• **GIVEN EXERCISE**
For the listing below, give the number of lines in which "School" occurs. Add nothing.

** begin TASK INPUT **

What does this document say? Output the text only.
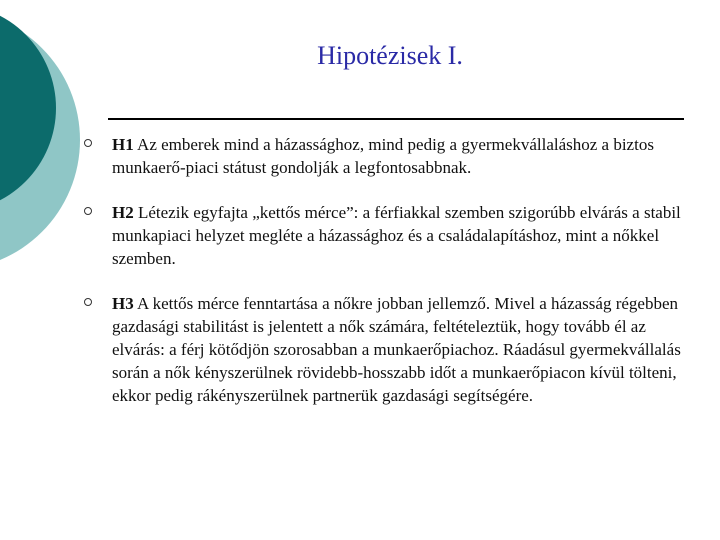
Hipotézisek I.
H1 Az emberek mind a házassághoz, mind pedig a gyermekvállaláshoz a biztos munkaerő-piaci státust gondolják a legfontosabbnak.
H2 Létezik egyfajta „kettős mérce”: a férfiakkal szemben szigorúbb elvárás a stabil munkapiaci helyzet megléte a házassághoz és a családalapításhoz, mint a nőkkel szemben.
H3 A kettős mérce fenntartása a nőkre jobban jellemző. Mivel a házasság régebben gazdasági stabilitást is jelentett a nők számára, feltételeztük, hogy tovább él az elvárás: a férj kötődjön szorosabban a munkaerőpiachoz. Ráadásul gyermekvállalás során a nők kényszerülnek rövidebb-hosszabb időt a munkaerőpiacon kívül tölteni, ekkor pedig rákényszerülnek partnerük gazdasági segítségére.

** end TASK INPUT **
** begin TASK INPUT **

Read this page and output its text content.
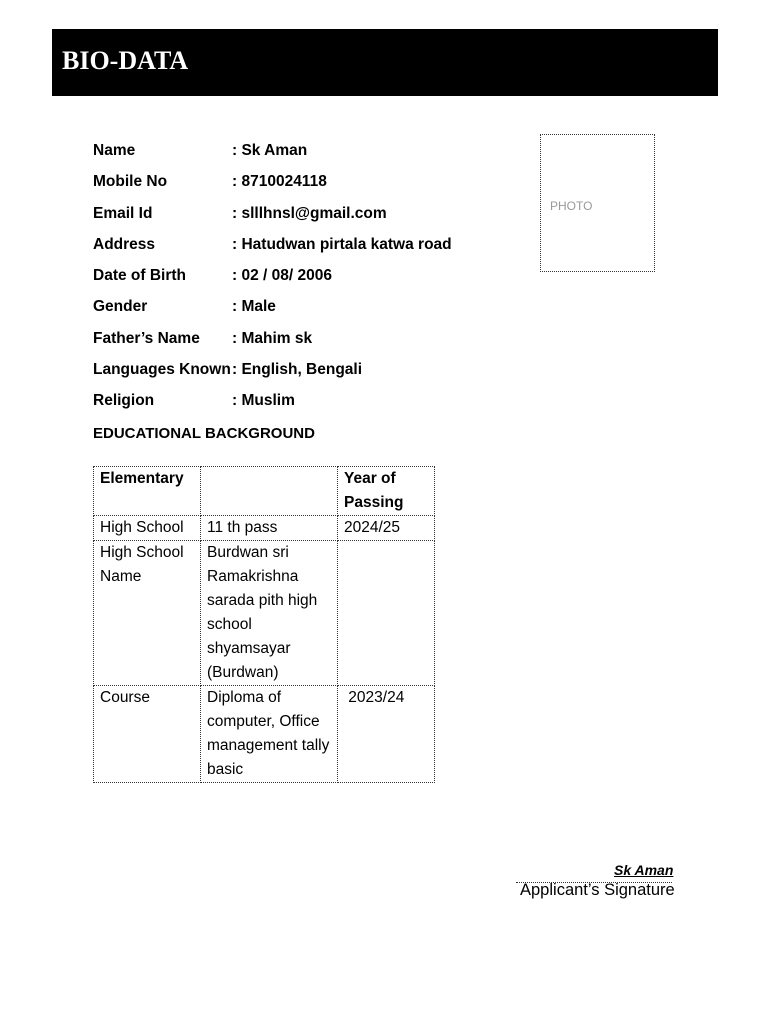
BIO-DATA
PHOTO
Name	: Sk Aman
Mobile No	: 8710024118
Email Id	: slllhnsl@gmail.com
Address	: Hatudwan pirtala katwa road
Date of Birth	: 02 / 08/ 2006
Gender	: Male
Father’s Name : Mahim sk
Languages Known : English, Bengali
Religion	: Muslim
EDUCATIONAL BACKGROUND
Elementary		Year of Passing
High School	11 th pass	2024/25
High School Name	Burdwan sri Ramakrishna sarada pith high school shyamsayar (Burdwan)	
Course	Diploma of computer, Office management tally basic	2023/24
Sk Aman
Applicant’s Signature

** end TASK INPUT **
** begin TASK INPUT **

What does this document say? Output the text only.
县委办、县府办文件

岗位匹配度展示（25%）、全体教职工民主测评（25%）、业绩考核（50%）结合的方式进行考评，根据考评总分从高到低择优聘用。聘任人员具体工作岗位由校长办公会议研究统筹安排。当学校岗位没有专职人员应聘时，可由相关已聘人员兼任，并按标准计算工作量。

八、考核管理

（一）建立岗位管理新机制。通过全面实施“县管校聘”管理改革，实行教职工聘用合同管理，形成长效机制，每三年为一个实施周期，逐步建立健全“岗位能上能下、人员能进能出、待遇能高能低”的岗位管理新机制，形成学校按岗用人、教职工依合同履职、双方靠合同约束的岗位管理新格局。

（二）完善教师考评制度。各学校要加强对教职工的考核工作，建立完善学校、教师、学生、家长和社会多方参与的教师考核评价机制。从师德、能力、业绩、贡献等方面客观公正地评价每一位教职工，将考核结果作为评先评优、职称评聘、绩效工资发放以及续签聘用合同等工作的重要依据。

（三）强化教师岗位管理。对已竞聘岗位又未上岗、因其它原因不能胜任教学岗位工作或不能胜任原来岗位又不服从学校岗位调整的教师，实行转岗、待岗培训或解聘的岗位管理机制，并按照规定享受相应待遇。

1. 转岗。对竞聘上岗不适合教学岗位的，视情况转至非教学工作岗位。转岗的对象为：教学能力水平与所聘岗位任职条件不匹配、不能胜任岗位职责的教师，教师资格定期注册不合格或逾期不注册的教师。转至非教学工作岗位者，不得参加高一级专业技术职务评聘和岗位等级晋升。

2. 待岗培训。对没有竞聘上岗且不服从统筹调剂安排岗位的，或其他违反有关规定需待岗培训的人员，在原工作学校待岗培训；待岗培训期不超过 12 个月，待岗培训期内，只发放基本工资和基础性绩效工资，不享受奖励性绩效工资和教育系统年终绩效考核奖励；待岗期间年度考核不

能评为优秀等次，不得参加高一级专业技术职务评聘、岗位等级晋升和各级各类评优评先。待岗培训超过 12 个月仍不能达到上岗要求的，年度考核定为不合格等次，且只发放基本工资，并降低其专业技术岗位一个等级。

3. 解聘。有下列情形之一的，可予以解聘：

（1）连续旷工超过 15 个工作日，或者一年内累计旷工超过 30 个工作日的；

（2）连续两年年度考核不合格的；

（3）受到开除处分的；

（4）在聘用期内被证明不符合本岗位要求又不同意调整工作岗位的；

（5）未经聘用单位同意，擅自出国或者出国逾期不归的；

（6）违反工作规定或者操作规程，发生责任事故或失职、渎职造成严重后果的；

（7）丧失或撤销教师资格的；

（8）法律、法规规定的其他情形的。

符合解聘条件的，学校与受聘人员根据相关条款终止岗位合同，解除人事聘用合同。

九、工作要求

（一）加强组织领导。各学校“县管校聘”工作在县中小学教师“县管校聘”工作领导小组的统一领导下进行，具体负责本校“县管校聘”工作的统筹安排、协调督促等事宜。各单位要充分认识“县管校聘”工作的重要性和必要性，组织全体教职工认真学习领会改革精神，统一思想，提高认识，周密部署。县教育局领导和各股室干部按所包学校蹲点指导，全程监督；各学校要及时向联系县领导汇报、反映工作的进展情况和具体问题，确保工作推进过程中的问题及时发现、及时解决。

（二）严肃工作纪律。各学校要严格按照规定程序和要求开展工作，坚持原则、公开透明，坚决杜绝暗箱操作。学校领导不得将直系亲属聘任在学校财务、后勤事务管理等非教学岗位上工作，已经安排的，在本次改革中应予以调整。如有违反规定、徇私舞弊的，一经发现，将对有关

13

** end TASK INPUT **

• **EXERCISE ANSWER**
2